Dataset records:
□ □ □ □

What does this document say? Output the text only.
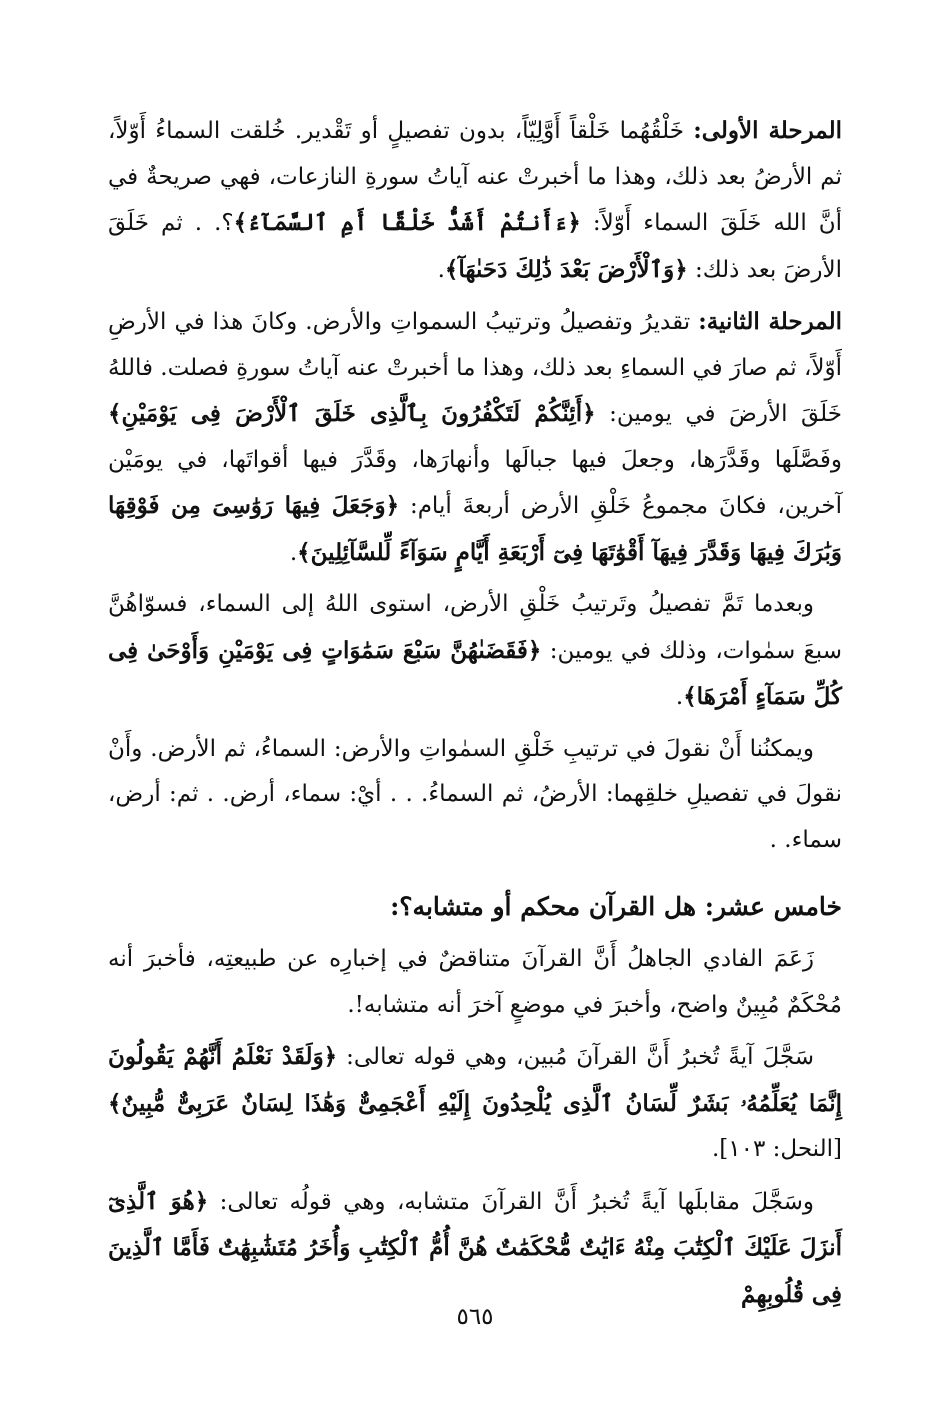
المرحلة الأولى: خَلْقُهُما خَلْقاً أَوَّلِيّاً، بدون تفصيلٍ أو تَقْدير. خُلقت السماءُ أَوّلاً، ثم الأرضُ بعد ذلك، وهذا ما أخبرتْ عنه آياتُ سورةِ النازعات، فهي صريحةٌ في أنَّ الله خَلَقَ السماء أَوّلاً: ﴿ءَأَنتُمْ أَشَدُّ خَلْقًا أَمِ ٱلسَّمَآءُ﴾؟. . ثم خَلَقَ الأرضَ بعد ذلك: ﴿وَٱلْأَرْضَ بَعْدَ ذَٰلِكَ دَحَىٰهَآ﴾.

المرحلة الثانية: تقديرُ وتفصيلُ وترتيبُ السمواتِ والأرض. وكانَ هذا في الأرضِ أَوّلاً، ثم صارَ في السماءِ بعد ذلك، وهذا ما أخبرتْ عنه آياتُ سورةِ فصلت. فاللهُ خَلَقَ الأرضَ في يومين: ﴿أَئِنَّكُمْ لَتَكْفُرُونَ بِٱلَّذِى خَلَقَ ٱلْأَرْضَ فِى يَوْمَيْنِ﴾ وفَصَّلَها وقَدَّرَها، وجعلَ فيها جبالَها وأنهارَها، وقَدَّرَ فيها أقواتَها، في يومَيْن آخرين، فكانَ مجموعُ خَلْقِ الأرض أربعةَ أيام: ﴿وَجَعَلَ فِيهَا رَوَٰسِىَ مِن فَوْقِهَا وَبَٰرَكَ فِيهَا وَقَدَّرَ فِيهَآ أَقْوَٰتَهَا فِىٓ أَرْبَعَةِ أَيَّامٍ سَوَآءً لِّلسَّآئِلِينَ﴾.

وبعدما تَمَّ تفصيلُ وتَرتيبُ خَلْقِ الأرض، استوى اللهُ إلى السماء، فسوّاهُنَّ سبعَ سمٰوات، وذلك في يومين: ﴿فَقَضَىٰهُنَّ سَبْعَ سَمَٰوَاتٍ فِى يَوْمَيْنِ وَأَوْحَىٰ فِى كُلِّ سَمَآءٍ أَمْرَهَا﴾.

ويمكنُنا أَنْ نقولَ في ترتيبِ خَلْقِ السمٰواتِ والأرض: السماءُ، ثم الأرض. وأَنْ نقولَ في تفصيلِ خلقِهما: الأرضُ، ثم السماءُ. . . أيْ: سماء، أرض. . ثم: أرض، سماء. .

خامس عشر: هل القرآن محكم أو متشابه؟:

زَعَمَ الفادي الجاهلُ أَنَّ القرآنَ متناقضٌ في إخبارِه عن طبيعتِه، فأخبرَ أنه مُحْكَمٌ مُبِينٌ واضح، وأخبرَ في موضعٍ آخرَ أنه متشابه!.

سَجَّلَ آيةً تُخبرُ أَنَّ القرآنَ مُبين، وهي قوله تعالى: ﴿وَلَقَدْ نَعْلَمُ أَنَّهُمْ يَقُولُونَ إِنَّمَا يُعَلِّمُهُۥ بَشَرٌ لِّسَانُ ٱلَّذِى يُلْحِدُونَ إِلَيْهِ أَعْجَمِىٌّ وَهَٰذَا لِسَانٌ عَرَبِىٌّ مُّبِينٌ﴾ [النحل: ١٠٣].

وسَجَّلَ مقابلَها آيةً تُخبرُ أَنَّ القرآنَ متشابه، وهي قولُه تعالى: ﴿هُوَ ٱلَّذِىٓ أَنزَلَ عَلَيْكَ ٱلْكِتَٰبَ مِنْهُ ءَايَٰتٌ مُّحْكَمَٰتٌ هُنَّ أُمُّ ٱلْكِتَٰبِ وَأُخَرُ مُتَشَٰبِهَٰتٌ فَأَمَّا ٱلَّذِينَ فِى قُلُوبِهِمْ

٥٦٥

□ □ □ □

Exercise requirements:
Each line above is to be copied verbatim. Drop any image from the copy.

Full output:
What does this document say? Output the text only.
المرحلة الأولى: خَلْقُهُما خَلْقاً أَوَّلِيّاً، بدون تفصيلٍ أو تَقْدير. خُلقت السماءُ أَوّلاً، ثم الأرضُ بعد ذلك، وهذا ما أخبرتْ عنه آياتُ سورةِ النازعات، فهي صريحةٌ في أنَّ الله خَلَقَ السماء أَوّلاً: ﴿ءَأَنتُمْ أَشَدُّ خَلْقًا أَمِ ٱلسَّمَآءُ﴾؟. . ثم خَلَقَ الأرضَ بعد ذلك: ﴿وَٱلْأَرْضَ بَعْدَ ذَٰلِكَ دَحَىٰهَآ﴾.

المرحلة الثانية: تقديرُ وتفصيلُ وترتيبُ السمواتِ والأرض. وكانَ هذا في الأرضِ أَوّلاً، ثم صارَ في السماءِ بعد ذلك، وهذا ما أخبرتْ عنه آياتُ سورةِ فصلت. فاللهُ خَلَقَ الأرضَ في يومين: ﴿أَئِنَّكُمْ لَتَكْفُرُونَ بِٱلَّذِى خَلَقَ ٱلْأَرْضَ فِى يَوْمَيْنِ﴾ وفَصَّلَها وقَدَّرَها، وجعلَ فيها جبالَها وأنهارَها، وقَدَّرَ فيها أقواتَها، في يومَيْن آخرين، فكانَ مجموعُ خَلْقِ الأرض أربعةَ أيام: ﴿وَجَعَلَ فِيهَا رَوَٰسِىَ مِن فَوْقِهَا وَبَٰرَكَ فِيهَا وَقَدَّرَ فِيهَآ أَقْوَٰتَهَا فِىٓ أَرْبَعَةِ أَيَّامٍ سَوَآءً لِّلسَّآئِلِينَ﴾.

وبعدما تَمَّ تفصيلُ وتَرتيبُ خَلْقِ الأرض، استوى اللهُ إلى السماء، فسوّاهُنَّ سبعَ سمٰوات، وذلك في يومين: ﴿فَقَضَىٰهُنَّ سَبْعَ سَمَٰوَاتٍ فِى يَوْمَيْنِ وَأَوْحَىٰ فِى كُلِّ سَمَآءٍ أَمْرَهَا﴾.

ويمكنُنا أَنْ نقولَ في ترتيبِ خَلْقِ السمٰواتِ والأرض: السماءُ، ثم الأرض. وأَنْ نقولَ في تفصيلِ خلقِهما: الأرضُ، ثم السماءُ. . . أيْ: سماء، أرض. . ثم: أرض، سماء. .

خامس عشر: هل القرآن محكم أو متشابه؟:

زَعَمَ الفادي الجاهلُ أَنَّ القرآنَ متناقضٌ في إخبارِه عن طبيعتِه، فأخبرَ أنه مُحْكَمٌ مُبِينٌ واضح، وأخبرَ في موضعٍ آخرَ أنه متشابه!.

سَجَّلَ آيةً تُخبرُ أَنَّ القرآنَ مُبين، وهي قوله تعالى: ﴿وَلَقَدْ نَعْلَمُ أَنَّهُمْ يَقُولُونَ إِنَّمَا يُعَلِّمُهُۥ بَشَرٌ لِّسَانُ ٱلَّذِى يُلْحِدُونَ إِلَيْهِ أَعْجَمِىٌّ وَهَٰذَا لِسَانٌ عَرَبِىٌّ مُّبِينٌ﴾ [النحل: ١٠٣].

وسَجَّلَ مقابلَها آيةً تُخبرُ أَنَّ القرآنَ متشابه، وهي قولُه تعالى: ﴿هُوَ ٱلَّذِىٓ أَنزَلَ عَلَيْكَ ٱلْكِتَٰبَ مِنْهُ ءَايَٰتٌ مُّحْكَمَٰتٌ هُنَّ أُمُّ ٱلْكِتَٰبِ وَأُخَرُ مُتَشَٰبِهَٰتٌ فَأَمَّا ٱلَّذِينَ فِى قُلُوبِهِمْ

٥٦٥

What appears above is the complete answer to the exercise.